INSTRUCTIONS TO FOLLOW: From the listing that follows, output everything exactly except the pictures.

[Extracted records]

****************

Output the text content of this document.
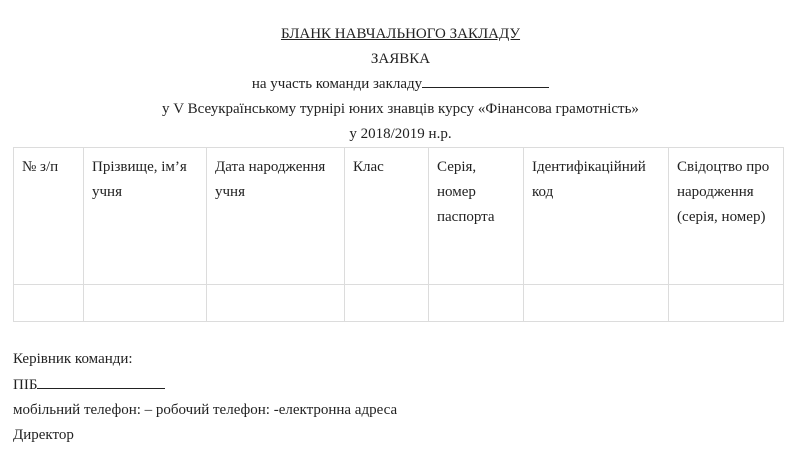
БЛАНК НАВЧАЛЬНОГО ЗАКЛАДУ
ЗАЯВКА
на участь команди закладу
у V Всеукраїнському турнірі юних знавців курсу «Фінансова грамотність»
у 2018/2019 н.р.
№ з/п	Прізвище, ім’я учня	Дата народження учня	Клас	Серія, номер паспорта	Ідентифікаційний код	Свідоцтво про народження (серія, номер)

Керівник команди:
ПІБ
мобільний телефон: – робочий телефон: -електронна адреса
Директор
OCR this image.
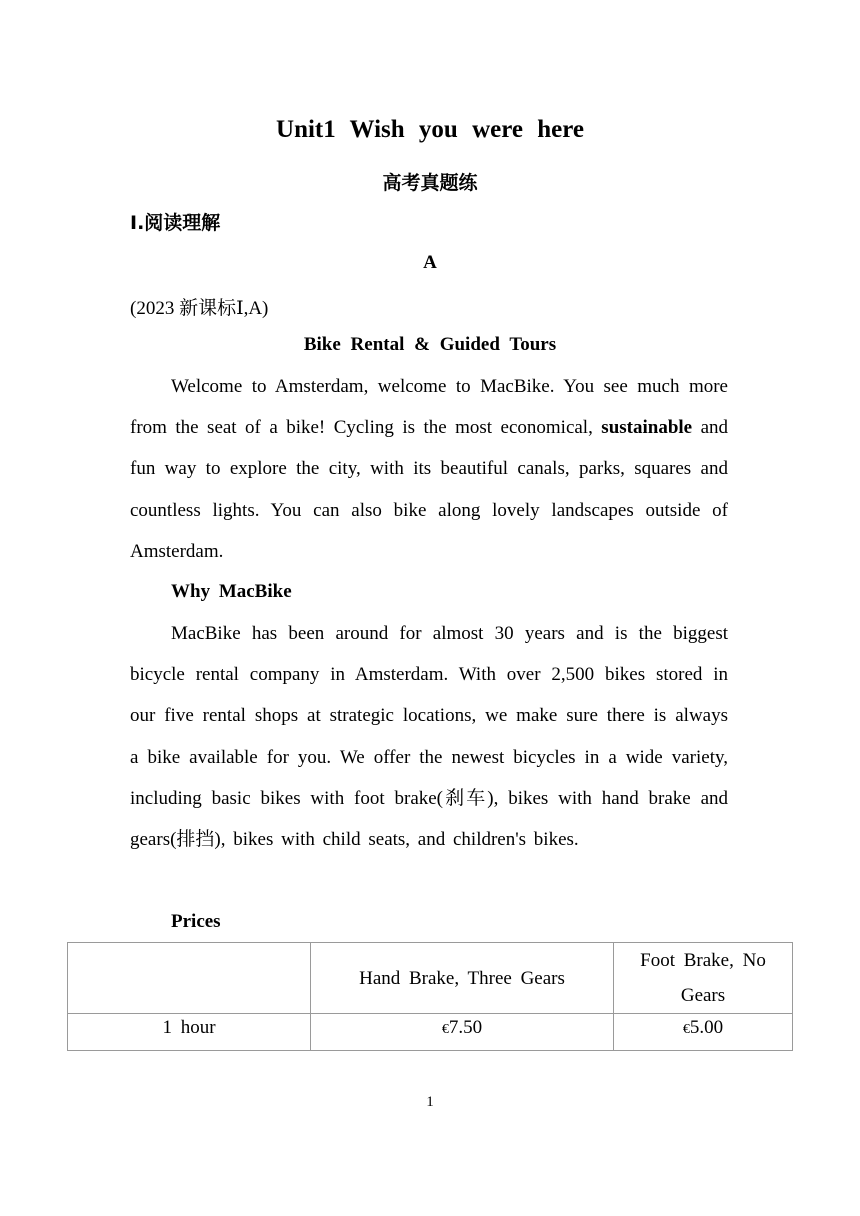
Unit1 Wish you were here
高考真题练
Ⅰ.阅读理解
A
(2023 新课标Ⅰ,A)
Bike Rental & Guided Tours
Welcome to Amsterdam, welcome to MacBike. You see much more from the seat of a bike! Cycling is the most economical, sustainable and fun way to explore the city, with its beautiful canals, parks, squares and countless lights. You can also bike along lovely landscapes outside of Amsterdam.
Why MacBike
MacBike has been around for almost 30 years and is the biggest bicycle rental company in Amsterdam. With over 2,500 bikes stored in our five rental shops at strategic locations, we make sure there is always a bike available for you. We offer the newest bicycles in a wide variety, including basic bikes with foot brake(刹车), bikes with hand brake and gears(排挡), bikes with child seats, and children's bikes.
Prices
	Hand Brake, Three Gears	Foot Brake, No Gears
1 hour	€7.50	€5.00
1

****************

SOLUTION FOR THIS EXERCISE:
Output the text content of this document.
БЛАНК НАВЧАЛЬНОГО ЗАКЛАДУ
ЗАЯВКА
на участь команди закладу
у V Всеукраїнському турнірі юних знавців курсу «Фінансова грамотність»
у 2018/2019 н.р.
№ з/п	Прізвище, ім’я учня	Дата народження учня	Клас	Серія, номер паспорта	Ідентифікаційний код	Свідоцтво про народження (серія, номер)

Керівник команди:
ПІБ
мобільний телефон: – робочий телефон: -електронна адреса
Директор
OCR this image.
Unit1 Wish you were here
高考真题练
Ⅰ.阅读理解
A
(2023 新课标Ⅰ,A)
Bike Rental & Guided Tours
Welcome to Amsterdam, welcome to MacBike. You see much more from the seat of a bike! Cycling is the most economical, sustainable and fun way to explore the city, with its beautiful canals, parks, squares and countless lights. You can also bike along lovely landscapes outside of Amsterdam.
Why MacBike
MacBike has been around for almost 30 years and is the biggest bicycle rental company in Amsterdam. With over 2,500 bikes stored in our five rental shops at strategic locations, we make sure there is always a bike available for you. We offer the newest bicycles in a wide variety, including basic bikes with foot brake(刹车), bikes with hand brake and gears(排挡), bikes with child seats, and children's bikes.
Prices
	Hand Brake, Three Gears	Foot Brake, No Gears
1 hour	€7.50	€5.00
1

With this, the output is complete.